*What is asked:*
Output the data that follows exactly, line for line.

* Begin Record excerpts *

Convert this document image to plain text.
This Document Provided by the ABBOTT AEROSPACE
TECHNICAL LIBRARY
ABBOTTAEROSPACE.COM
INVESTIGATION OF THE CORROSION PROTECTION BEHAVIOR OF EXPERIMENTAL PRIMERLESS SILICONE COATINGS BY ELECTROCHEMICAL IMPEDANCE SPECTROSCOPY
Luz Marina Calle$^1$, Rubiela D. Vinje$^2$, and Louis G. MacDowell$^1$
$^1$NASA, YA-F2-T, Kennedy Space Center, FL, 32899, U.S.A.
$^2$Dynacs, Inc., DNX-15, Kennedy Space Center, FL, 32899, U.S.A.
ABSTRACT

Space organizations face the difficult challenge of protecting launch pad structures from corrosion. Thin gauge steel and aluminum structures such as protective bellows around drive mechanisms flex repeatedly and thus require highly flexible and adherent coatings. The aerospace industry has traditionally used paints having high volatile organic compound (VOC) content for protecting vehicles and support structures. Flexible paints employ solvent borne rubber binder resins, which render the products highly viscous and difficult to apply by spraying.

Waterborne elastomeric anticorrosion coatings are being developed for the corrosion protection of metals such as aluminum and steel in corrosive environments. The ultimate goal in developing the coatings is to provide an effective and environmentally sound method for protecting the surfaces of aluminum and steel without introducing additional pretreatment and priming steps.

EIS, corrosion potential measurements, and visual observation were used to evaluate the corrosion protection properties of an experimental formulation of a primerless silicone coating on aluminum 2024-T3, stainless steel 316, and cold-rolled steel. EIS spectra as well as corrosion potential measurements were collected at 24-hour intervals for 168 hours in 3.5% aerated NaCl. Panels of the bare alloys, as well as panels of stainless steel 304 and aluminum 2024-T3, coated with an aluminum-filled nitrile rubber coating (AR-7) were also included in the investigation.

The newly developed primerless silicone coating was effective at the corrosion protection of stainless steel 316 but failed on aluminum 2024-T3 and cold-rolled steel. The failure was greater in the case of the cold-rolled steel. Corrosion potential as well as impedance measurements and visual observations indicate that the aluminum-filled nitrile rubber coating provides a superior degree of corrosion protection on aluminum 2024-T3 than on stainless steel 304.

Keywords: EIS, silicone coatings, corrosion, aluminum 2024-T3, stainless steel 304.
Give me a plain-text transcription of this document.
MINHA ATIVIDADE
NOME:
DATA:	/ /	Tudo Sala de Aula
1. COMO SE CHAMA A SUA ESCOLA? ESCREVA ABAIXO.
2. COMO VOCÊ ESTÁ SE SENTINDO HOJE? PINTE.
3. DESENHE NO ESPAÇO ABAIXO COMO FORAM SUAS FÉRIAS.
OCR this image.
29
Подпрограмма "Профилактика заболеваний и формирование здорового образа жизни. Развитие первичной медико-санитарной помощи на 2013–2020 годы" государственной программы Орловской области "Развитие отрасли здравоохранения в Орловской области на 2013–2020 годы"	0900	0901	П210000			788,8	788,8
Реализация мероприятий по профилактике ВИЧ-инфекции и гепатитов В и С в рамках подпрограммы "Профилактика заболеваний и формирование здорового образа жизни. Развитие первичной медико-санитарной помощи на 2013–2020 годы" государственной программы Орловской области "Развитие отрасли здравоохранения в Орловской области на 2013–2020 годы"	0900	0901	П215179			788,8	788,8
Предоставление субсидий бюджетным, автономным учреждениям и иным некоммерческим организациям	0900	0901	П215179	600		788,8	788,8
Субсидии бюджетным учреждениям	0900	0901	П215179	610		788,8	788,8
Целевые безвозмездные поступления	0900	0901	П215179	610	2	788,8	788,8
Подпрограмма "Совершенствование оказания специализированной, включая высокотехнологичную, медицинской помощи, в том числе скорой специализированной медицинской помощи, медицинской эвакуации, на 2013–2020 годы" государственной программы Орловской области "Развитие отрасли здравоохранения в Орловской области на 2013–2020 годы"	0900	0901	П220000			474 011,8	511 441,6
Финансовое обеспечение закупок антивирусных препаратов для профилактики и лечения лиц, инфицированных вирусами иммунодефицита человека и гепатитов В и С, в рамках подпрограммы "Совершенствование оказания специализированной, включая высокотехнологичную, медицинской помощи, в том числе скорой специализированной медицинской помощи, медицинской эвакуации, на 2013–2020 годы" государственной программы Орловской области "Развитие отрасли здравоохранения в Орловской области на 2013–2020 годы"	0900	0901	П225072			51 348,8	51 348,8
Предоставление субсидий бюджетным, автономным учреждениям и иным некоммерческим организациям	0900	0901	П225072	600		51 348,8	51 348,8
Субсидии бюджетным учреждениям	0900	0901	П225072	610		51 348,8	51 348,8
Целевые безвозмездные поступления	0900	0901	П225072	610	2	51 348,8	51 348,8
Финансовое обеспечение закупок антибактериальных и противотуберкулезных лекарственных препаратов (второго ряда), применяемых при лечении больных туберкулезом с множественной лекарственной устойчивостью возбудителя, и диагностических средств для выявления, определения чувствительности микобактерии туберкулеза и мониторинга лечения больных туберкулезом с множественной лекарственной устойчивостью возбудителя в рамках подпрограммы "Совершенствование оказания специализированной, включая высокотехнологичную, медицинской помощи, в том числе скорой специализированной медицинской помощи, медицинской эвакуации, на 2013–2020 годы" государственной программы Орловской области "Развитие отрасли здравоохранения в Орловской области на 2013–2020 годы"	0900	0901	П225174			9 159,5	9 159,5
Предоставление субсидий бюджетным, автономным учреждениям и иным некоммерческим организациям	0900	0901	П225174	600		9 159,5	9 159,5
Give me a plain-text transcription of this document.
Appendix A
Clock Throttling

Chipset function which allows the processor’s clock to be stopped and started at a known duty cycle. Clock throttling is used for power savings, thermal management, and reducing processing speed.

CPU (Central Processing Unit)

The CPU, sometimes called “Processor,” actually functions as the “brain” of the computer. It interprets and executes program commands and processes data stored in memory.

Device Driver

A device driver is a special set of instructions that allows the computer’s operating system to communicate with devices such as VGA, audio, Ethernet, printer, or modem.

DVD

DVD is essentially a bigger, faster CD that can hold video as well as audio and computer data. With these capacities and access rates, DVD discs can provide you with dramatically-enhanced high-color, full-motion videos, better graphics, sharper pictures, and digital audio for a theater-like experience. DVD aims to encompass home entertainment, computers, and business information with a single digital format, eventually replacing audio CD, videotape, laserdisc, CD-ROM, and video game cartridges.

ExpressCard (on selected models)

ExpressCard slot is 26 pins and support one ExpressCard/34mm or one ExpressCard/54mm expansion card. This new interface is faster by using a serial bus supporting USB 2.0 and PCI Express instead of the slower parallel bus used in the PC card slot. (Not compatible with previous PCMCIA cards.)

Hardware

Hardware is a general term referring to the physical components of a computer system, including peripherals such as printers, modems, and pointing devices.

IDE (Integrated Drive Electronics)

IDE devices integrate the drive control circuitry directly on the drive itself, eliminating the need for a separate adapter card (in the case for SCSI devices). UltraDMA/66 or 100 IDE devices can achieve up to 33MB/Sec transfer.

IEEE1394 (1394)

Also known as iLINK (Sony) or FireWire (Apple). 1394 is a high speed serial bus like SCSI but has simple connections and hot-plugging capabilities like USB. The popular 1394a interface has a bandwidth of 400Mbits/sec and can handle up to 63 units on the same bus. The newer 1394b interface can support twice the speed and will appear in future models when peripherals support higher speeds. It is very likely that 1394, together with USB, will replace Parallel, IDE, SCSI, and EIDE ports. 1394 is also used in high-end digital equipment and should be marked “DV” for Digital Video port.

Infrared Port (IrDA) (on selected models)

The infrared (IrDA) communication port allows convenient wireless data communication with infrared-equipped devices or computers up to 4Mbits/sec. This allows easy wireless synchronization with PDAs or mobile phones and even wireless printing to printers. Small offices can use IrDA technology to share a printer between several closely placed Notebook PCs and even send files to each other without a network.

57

* End Record excerpts *

*Written answer:*
Convert this document image to plain text.
This Document Provided by the ABBOTT AEROSPACE
TECHNICAL LIBRARY
ABBOTTAEROSPACE.COM
INVESTIGATION OF THE CORROSION PROTECTION BEHAVIOR OF EXPERIMENTAL PRIMERLESS SILICONE COATINGS BY ELECTROCHEMICAL IMPEDANCE SPECTROSCOPY
Luz Marina Calle$^1$, Rubiela D. Vinje$^2$, and Louis G. MacDowell$^1$
$^1$NASA, YA-F2-T, Kennedy Space Center, FL, 32899, U.S.A.
$^2$Dynacs, Inc., DNX-15, Kennedy Space Center, FL, 32899, U.S.A.
ABSTRACT

Space organizations face the difficult challenge of protecting launch pad structures from corrosion. Thin gauge steel and aluminum structures such as protective bellows around drive mechanisms flex repeatedly and thus require highly flexible and adherent coatings. The aerospace industry has traditionally used paints having high volatile organic compound (VOC) content for protecting vehicles and support structures. Flexible paints employ solvent borne rubber binder resins, which render the products highly viscous and difficult to apply by spraying.

Waterborne elastomeric anticorrosion coatings are being developed for the corrosion protection of metals such as aluminum and steel in corrosive environments. The ultimate goal in developing the coatings is to provide an effective and environmentally sound method for protecting the surfaces of aluminum and steel without introducing additional pretreatment and priming steps.

EIS, corrosion potential measurements, and visual observation were used to evaluate the corrosion protection properties of an experimental formulation of a primerless silicone coating on aluminum 2024-T3, stainless steel 316, and cold-rolled steel. EIS spectra as well as corrosion potential measurements were collected at 24-hour intervals for 168 hours in 3.5% aerated NaCl. Panels of the bare alloys, as well as panels of stainless steel 304 and aluminum 2024-T3, coated with an aluminum-filled nitrile rubber coating (AR-7) were also included in the investigation.

The newly developed primerless silicone coating was effective at the corrosion protection of stainless steel 316 but failed on aluminum 2024-T3 and cold-rolled steel. The failure was greater in the case of the cold-rolled steel. Corrosion potential as well as impedance measurements and visual observations indicate that the aluminum-filled nitrile rubber coating provides a superior degree of corrosion protection on aluminum 2024-T3 than on stainless steel 304.

Keywords: EIS, silicone coatings, corrosion, aluminum 2024-T3, stainless steel 304.
Give me a plain-text transcription of this document.
MINHA ATIVIDADE
NOME:
DATA:	/ /	Tudo Sala de Aula
1. COMO SE CHAMA A SUA ESCOLA? ESCREVA ABAIXO.
2. COMO VOCÊ ESTÁ SE SENTINDO HOJE? PINTE.
3. DESENHE NO ESPAÇO ABAIXO COMO FORAM SUAS FÉRIAS.
OCR this image.
29
Подпрограмма "Профилактика заболеваний и формирование здорового образа жизни. Развитие первичной медико-санитарной помощи на 2013–2020 годы" государственной программы Орловской области "Развитие отрасли здравоохранения в Орловской области на 2013–2020 годы"	0900	0901	П210000			788,8	788,8
Реализация мероприятий по профилактике ВИЧ-инфекции и гепатитов В и С в рамках подпрограммы "Профилактика заболеваний и формирование здорового образа жизни. Развитие первичной медико-санитарной помощи на 2013–2020 годы" государственной программы Орловской области "Развитие отрасли здравоохранения в Орловской области на 2013–2020 годы"	0900	0901	П215179			788,8	788,8
Предоставление субсидий бюджетным, автономным учреждениям и иным некоммерческим организациям	0900	0901	П215179	600		788,8	788,8
Субсидии бюджетным учреждениям	0900	0901	П215179	610		788,8	788,8
Целевые безвозмездные поступления	0900	0901	П215179	610	2	788,8	788,8
Подпрограмма "Совершенствование оказания специализированной, включая высокотехнологичную, медицинской помощи, в том числе скорой специализированной медицинской помощи, медицинской эвакуации, на 2013–2020 годы" государственной программы Орловской области "Развитие отрасли здравоохранения в Орловской области на 2013–2020 годы"	0900	0901	П220000			474 011,8	511 441,6
Финансовое обеспечение закупок антивирусных препаратов для профилактики и лечения лиц, инфицированных вирусами иммунодефицита человека и гепатитов В и С, в рамках подпрограммы "Совершенствование оказания специализированной, включая высокотехнологичную, медицинской помощи, в том числе скорой специализированной медицинской помощи, медицинской эвакуации, на 2013–2020 годы" государственной программы Орловской области "Развитие отрасли здравоохранения в Орловской области на 2013–2020 годы"	0900	0901	П225072			51 348,8	51 348,8
Предоставление субсидий бюджетным, автономным учреждениям и иным некоммерческим организациям	0900	0901	П225072	600		51 348,8	51 348,8
Субсидии бюджетным учреждениям	0900	0901	П225072	610		51 348,8	51 348,8
Целевые безвозмездные поступления	0900	0901	П225072	610	2	51 348,8	51 348,8
Финансовое обеспечение закупок антибактериальных и противотуберкулезных лекарственных препаратов (второго ряда), применяемых при лечении больных туберкулезом с множественной лекарственной устойчивостью возбудителя, и диагностических средств для выявления, определения чувствительности микобактерии туберкулеза и мониторинга лечения больных туберкулезом с множественной лекарственной устойчивостью возбудителя в рамках подпрограммы "Совершенствование оказания специализированной, включая высокотехнологичную, медицинской помощи, в том числе скорой специализированной медицинской помощи, медицинской эвакуации, на 2013–2020 годы" государственной программы Орловской области "Развитие отрасли здравоохранения в Орловской области на 2013–2020 годы"	0900	0901	П225174			9 159,5	9 159,5
Предоставление субсидий бюджетным, автономным учреждениям и иным некоммерческим организациям	0900	0901	П225174	600		9 159,5	9 159,5
Give me a plain-text transcription of this document.
Appendix A
Clock Throttling

Chipset function which allows the processor’s clock to be stopped and started at a known duty cycle. Clock throttling is used for power savings, thermal management, and reducing processing speed.

CPU (Central Processing Unit)

The CPU, sometimes called “Processor,” actually functions as the “brain” of the computer. It interprets and executes program commands and processes data stored in memory.

Device Driver

A device driver is a special set of instructions that allows the computer’s operating system to communicate with devices such as VGA, audio, Ethernet, printer, or modem.

DVD

DVD is essentially a bigger, faster CD that can hold video as well as audio and computer data. With these capacities and access rates, DVD discs can provide you with dramatically-enhanced high-color, full-motion videos, better graphics, sharper pictures, and digital audio for a theater-like experience. DVD aims to encompass home entertainment, computers, and business information with a single digital format, eventually replacing audio CD, videotape, laserdisc, CD-ROM, and video game cartridges.

ExpressCard (on selected models)

ExpressCard slot is 26 pins and support one ExpressCard/34mm or one ExpressCard/54mm expansion card. This new interface is faster by using a serial bus supporting USB 2.0 and PCI Express instead of the slower parallel bus used in the PC card slot. (Not compatible with previous PCMCIA cards.)

Hardware

Hardware is a general term referring to the physical components of a computer system, including peripherals such as printers, modems, and pointing devices.

IDE (Integrated Drive Electronics)

IDE devices integrate the drive control circuitry directly on the drive itself, eliminating the need for a separate adapter card (in the case for SCSI devices). UltraDMA/66 or 100 IDE devices can achieve up to 33MB/Sec transfer.

IEEE1394 (1394)

Also known as iLINK (Sony) or FireWire (Apple). 1394 is a high speed serial bus like SCSI but has simple connections and hot-plugging capabilities like USB. The popular 1394a interface has a bandwidth of 400Mbits/sec and can handle up to 63 units on the same bus. The newer 1394b interface can support twice the speed and will appear in future models when peripherals support higher speeds. It is very likely that 1394, together with USB, will replace Parallel, IDE, SCSI, and EIDE ports. 1394 is also used in high-end digital equipment and should be marked “DV” for Digital Video port.

Infrared Port (IrDA) (on selected models)

The infrared (IrDA) communication port allows convenient wireless data communication with infrared-equipped devices or computers up to 4Mbits/sec. This allows easy wireless synchronization with PDAs or mobile phones and even wireless printing to printers. Small offices can use IrDA technology to share a printer between several closely placed Notebook PCs and even send files to each other without a network.

57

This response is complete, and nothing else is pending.